Listing:
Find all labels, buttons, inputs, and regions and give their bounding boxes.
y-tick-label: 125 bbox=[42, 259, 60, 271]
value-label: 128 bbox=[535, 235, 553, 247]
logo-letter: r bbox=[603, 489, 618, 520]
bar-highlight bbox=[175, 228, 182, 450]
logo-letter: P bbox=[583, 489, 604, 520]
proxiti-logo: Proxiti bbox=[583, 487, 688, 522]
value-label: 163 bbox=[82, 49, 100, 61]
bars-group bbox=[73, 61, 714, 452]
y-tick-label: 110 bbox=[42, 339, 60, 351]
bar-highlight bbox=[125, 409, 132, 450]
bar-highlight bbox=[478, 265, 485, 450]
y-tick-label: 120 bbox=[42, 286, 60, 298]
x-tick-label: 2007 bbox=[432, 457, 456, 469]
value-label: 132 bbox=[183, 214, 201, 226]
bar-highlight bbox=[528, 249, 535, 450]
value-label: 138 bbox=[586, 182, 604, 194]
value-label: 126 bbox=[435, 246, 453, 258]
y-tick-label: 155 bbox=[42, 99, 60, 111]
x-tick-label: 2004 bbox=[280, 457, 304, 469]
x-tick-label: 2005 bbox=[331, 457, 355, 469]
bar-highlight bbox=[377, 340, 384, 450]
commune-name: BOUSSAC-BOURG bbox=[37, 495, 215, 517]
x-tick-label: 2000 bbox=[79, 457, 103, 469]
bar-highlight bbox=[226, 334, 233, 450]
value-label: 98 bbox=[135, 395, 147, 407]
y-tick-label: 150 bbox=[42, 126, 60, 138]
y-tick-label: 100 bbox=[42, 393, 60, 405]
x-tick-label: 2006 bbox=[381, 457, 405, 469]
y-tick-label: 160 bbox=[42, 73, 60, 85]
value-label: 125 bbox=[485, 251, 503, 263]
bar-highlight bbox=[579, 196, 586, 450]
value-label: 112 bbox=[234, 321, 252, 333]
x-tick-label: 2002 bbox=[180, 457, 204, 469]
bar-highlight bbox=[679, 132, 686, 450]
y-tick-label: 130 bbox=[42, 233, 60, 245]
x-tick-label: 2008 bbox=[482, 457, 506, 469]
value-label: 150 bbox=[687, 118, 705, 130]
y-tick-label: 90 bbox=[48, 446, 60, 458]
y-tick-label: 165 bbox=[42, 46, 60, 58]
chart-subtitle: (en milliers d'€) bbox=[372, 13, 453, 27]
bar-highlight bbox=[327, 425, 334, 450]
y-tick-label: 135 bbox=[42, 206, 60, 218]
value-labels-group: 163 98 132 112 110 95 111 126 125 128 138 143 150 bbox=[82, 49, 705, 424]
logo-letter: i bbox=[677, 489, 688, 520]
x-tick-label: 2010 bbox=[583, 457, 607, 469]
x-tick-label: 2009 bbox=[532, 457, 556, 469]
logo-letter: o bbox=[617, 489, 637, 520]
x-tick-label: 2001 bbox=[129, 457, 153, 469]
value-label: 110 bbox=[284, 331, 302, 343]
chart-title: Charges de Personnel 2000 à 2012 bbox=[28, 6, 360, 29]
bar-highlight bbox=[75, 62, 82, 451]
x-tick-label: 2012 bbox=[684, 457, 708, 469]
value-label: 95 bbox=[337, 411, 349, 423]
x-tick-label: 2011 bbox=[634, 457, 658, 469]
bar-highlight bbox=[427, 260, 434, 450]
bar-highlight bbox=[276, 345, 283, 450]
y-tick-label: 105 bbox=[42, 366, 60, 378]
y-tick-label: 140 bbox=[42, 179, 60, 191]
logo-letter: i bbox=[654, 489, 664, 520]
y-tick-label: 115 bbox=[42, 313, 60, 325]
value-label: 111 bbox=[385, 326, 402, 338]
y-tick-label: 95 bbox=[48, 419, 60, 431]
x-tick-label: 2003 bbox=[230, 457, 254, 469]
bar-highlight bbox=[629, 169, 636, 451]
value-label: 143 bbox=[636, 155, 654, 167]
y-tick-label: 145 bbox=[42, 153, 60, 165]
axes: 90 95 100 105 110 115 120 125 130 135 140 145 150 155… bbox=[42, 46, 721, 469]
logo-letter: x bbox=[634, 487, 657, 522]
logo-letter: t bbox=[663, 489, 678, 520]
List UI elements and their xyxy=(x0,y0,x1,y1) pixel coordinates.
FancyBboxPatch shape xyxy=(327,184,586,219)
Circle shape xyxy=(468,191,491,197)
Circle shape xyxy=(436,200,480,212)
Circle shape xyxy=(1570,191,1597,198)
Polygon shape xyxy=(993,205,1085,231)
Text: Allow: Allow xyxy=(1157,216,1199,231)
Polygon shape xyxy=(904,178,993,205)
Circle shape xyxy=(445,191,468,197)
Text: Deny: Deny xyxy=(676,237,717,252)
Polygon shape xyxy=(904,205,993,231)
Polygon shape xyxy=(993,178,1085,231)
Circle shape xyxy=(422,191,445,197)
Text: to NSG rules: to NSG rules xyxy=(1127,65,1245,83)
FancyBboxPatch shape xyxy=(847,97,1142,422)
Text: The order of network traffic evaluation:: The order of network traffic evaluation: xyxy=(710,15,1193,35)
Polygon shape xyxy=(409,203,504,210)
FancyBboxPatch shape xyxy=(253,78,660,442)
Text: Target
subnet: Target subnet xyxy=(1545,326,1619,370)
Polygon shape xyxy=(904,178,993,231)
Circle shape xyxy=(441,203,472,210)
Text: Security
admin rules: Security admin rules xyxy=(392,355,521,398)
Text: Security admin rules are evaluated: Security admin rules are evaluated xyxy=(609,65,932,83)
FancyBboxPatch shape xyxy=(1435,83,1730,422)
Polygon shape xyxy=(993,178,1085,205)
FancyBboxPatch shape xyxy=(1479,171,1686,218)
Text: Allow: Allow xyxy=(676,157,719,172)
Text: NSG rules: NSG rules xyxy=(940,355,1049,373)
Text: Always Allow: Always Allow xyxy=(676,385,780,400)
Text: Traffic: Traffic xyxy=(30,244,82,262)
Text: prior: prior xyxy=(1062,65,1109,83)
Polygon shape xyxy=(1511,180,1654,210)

Task requirements:
Convert the records above, from their first line through the line containing "y-tick-label: 110 bbox=[42, 339, 60, 351]", into a Markdown table with the columns Row and Line. Number each line and leave out any blank lines.

Full solution:
| Row | Line |
|---|---|
| 1 | Find all labels, buttons, inputs, and regions and give their bounding boxes. |
| 2 | y-tick-label: 125 bbox=[42, 259, 60, 271] |
| 3 | value-label: 128 bbox=[535, 235, 553, 247] |
| 4 | logo-letter: r bbox=[603, 489, 618, 520] |
| 5 | bar-highlight bbox=[175, 228, 182, 450] |
| 6 | logo-letter: P bbox=[583, 489, 604, 520] |
| 7 | proxiti-logo: Proxiti bbox=[583, 487, 688, 522] |
| 8 | value-label: 163 bbox=[82, 49, 100, 61] |
| 9 | bars-group bbox=[73, 61, 714, 452] |
| 10 | y-tick-label: 110 bbox=[42, 339, 60, 351] |